### STATED PROBLEM
Put all of the rows below into a numbered list, leaving out any blank lines.

# # # # # # #

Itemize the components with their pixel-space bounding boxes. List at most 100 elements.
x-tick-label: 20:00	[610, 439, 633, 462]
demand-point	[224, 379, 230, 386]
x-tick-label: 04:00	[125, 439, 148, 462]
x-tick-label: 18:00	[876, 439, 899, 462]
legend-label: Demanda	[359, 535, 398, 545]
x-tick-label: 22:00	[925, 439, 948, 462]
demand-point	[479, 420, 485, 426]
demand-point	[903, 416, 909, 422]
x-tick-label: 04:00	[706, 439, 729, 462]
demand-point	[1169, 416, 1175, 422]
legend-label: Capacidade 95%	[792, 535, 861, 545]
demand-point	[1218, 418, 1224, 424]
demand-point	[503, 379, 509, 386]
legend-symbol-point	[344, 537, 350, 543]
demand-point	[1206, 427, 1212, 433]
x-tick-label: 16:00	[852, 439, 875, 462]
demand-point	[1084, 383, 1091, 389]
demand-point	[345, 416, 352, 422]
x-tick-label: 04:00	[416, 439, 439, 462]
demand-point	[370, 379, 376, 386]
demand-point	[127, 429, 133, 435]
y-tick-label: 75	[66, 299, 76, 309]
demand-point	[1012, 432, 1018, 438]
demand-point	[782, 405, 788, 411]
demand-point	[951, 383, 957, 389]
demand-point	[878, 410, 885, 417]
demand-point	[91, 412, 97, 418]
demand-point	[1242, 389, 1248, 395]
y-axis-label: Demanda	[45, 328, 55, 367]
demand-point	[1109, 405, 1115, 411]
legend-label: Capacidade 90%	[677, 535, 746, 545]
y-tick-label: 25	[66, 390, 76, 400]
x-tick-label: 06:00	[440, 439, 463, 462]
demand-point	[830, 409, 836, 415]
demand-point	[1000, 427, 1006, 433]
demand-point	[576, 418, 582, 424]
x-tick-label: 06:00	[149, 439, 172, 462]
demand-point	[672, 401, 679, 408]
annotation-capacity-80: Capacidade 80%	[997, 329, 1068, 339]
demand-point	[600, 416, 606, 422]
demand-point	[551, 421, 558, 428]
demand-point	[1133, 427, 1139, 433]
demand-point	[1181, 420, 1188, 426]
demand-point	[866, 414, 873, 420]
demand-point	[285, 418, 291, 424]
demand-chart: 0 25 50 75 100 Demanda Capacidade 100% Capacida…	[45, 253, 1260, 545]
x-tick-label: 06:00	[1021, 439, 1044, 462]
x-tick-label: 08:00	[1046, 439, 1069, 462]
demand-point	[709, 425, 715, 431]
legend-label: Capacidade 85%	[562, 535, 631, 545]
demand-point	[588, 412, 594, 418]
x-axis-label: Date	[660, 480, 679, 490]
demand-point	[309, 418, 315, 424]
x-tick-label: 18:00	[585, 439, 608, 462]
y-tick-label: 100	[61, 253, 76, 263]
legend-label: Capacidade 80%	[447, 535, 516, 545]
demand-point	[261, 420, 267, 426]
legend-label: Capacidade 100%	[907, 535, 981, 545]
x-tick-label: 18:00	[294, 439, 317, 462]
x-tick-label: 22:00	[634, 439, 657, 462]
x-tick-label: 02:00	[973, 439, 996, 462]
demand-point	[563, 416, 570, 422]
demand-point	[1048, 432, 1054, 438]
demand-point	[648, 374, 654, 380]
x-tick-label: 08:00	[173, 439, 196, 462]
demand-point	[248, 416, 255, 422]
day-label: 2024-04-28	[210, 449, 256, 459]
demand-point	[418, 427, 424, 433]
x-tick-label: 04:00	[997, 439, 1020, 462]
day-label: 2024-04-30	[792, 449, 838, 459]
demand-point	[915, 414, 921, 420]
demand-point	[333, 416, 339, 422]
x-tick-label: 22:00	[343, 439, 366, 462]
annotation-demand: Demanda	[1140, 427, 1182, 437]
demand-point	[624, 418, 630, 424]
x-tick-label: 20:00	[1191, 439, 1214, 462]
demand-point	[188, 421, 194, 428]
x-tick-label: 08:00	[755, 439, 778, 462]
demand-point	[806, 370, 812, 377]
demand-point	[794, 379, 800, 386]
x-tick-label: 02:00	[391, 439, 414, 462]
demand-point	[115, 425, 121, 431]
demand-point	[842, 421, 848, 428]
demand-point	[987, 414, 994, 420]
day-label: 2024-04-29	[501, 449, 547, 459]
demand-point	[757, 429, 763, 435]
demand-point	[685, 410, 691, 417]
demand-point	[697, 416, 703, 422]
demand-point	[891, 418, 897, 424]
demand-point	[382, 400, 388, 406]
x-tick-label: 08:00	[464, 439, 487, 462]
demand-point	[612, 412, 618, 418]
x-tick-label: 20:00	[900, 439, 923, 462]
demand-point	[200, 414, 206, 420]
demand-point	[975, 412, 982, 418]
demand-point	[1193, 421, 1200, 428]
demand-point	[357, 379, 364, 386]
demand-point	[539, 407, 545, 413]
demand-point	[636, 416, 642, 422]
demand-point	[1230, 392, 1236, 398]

# # # # # # #

### CORRECT RESULT
1. Itemize the components with their pixel-space bounding boxes. List at most 100 elements.
2. x-tick-label: 20:00	[610, 439, 633, 462]
3. demand-point	[224, 379, 230, 386]
4. x-tick-label: 04:00	[125, 439, 148, 462]
5. x-tick-label: 18:00	[876, 439, 899, 462]
6. legend-label: Demanda	[359, 535, 398, 545]
7. x-tick-label: 22:00	[925, 439, 948, 462]
8. demand-point	[479, 420, 485, 426]
9. demand-point	[903, 416, 909, 422]
10. x-tick-label: 04:00	[706, 439, 729, 462]
11. demand-point	[1169, 416, 1175, 422]
12. legend-label: Capacidade 95%	[792, 535, 861, 545]
13. demand-point	[1218, 418, 1224, 424]
14. demand-point	[503, 379, 509, 386]
15. legend-symbol-point	[344, 537, 350, 543]
16. demand-point	[1206, 427, 1212, 433]
17. x-tick-label: 16:00	[852, 439, 875, 462]
18. demand-point	[1084, 383, 1091, 389]
19. demand-point	[345, 416, 352, 422]
20. x-tick-label: 04:00	[416, 439, 439, 462]
21. demand-point	[370, 379, 376, 386]
22. demand-point	[127, 429, 133, 435]
23. y-tick-label: 75	[66, 299, 76, 309]
24. demand-point	[1012, 432, 1018, 438]
25. demand-point	[782, 405, 788, 411]
26. demand-point	[951, 383, 957, 389]
27. demand-point	[878, 410, 885, 417]
28. demand-point	[91, 412, 97, 418]
29. demand-point	[1242, 389, 1248, 395]
30. y-axis-label: Demanda	[45, 328, 55, 367]
31. demand-point	[1109, 405, 1115, 411]
32. legend-label: Capacidade 90%	[677, 535, 746, 545]
33. y-tick-label: 25	[66, 390, 76, 400]
34. x-tick-label: 06:00	[440, 439, 463, 462]
35. demand-point	[830, 409, 836, 415]
36. demand-point	[1000, 427, 1006, 433]
37. demand-point	[576, 418, 582, 424]
38. x-tick-label: 06:00	[149, 439, 172, 462]
39. demand-point	[672, 401, 679, 408]
40. annotation-capacity-80: Capacidade 80%	[997, 329, 1068, 339]
41. demand-point	[600, 416, 606, 422]
42. demand-point	[551, 421, 558, 428]
43. demand-point	[1133, 427, 1139, 433]
44. demand-point	[1181, 420, 1188, 426]
45. demand-point	[866, 414, 873, 420]
46. demand-point	[285, 418, 291, 424]
47. demand-chart: 0 25 50 75 100 Demanda Capacidade 100% Capacida…	[45, 253, 1260, 545]
48. x-tick-label: 06:00	[1021, 439, 1044, 462]
49. x-tick-label: 08:00	[1046, 439, 1069, 462]
50. demand-point	[709, 425, 715, 431]
51. legend-label: Capacidade 85%	[562, 535, 631, 545]
52. demand-point	[588, 412, 594, 418]
53. x-axis-label: Date	[660, 480, 679, 490]
54. demand-point	[309, 418, 315, 424]
55. x-tick-label: 18:00	[585, 439, 608, 462]
56. y-tick-label: 100	[61, 253, 76, 263]
57. legend-label: Capacidade 80%	[447, 535, 516, 545]
58. demand-point	[261, 420, 267, 426]
59. legend-label: Capacidade 100%	[907, 535, 981, 545]
60. x-tick-label: 18:00	[294, 439, 317, 462]
61. x-tick-label: 22:00	[634, 439, 657, 462]
62. x-tick-label: 02:00	[973, 439, 996, 462]
63. demand-point	[563, 416, 570, 422]
64. demand-point	[1048, 432, 1054, 438]
65. demand-point	[648, 374, 654, 380]
66. x-tick-label: 08:00	[173, 439, 196, 462]
67. demand-point	[248, 416, 255, 422]
68. day-label: 2024-04-28	[210, 449, 256, 459]
69. demand-point	[418, 427, 424, 433]
70. x-tick-label: 04:00	[997, 439, 1020, 462]
71. day-label: 2024-04-30	[792, 449, 838, 459]
72. demand-point	[915, 414, 921, 420]
73. demand-point	[333, 416, 339, 422]
74. x-tick-label: 22:00	[343, 439, 366, 462]
75. annotation-demand: Demanda	[1140, 427, 1182, 437]
76. demand-point	[624, 418, 630, 424]
77. x-tick-label: 20:00	[1191, 439, 1214, 462]
78. demand-point	[188, 421, 194, 428]
79. x-tick-label: 08:00	[755, 439, 778, 462]
80. demand-point	[806, 370, 812, 377]
81. demand-point	[794, 379, 800, 386]
82. x-tick-label: 02:00	[391, 439, 414, 462]
83. demand-point	[115, 425, 121, 431]
84. demand-point	[842, 421, 848, 428]
85. demand-point	[987, 414, 994, 420]
86. day-label: 2024-04-29	[501, 449, 547, 459]
87. demand-point	[757, 429, 763, 435]
88. demand-point	[685, 410, 691, 417]
89. demand-point	[697, 416, 703, 422]
90. demand-point	[891, 418, 897, 424]
91. demand-point	[382, 400, 388, 406]
92. x-tick-label: 08:00	[464, 439, 487, 462]
93. demand-point	[612, 412, 618, 418]
94. x-tick-label: 20:00	[900, 439, 923, 462]
95. demand-point	[200, 414, 206, 420]
96. demand-point	[975, 412, 982, 418]
97. demand-point	[1193, 421, 1200, 428]
98. demand-point	[357, 379, 364, 386]
99. demand-point	[539, 407, 545, 413]
100. demand-point	[636, 416, 642, 422]
101. demand-point	[1230, 392, 1236, 398]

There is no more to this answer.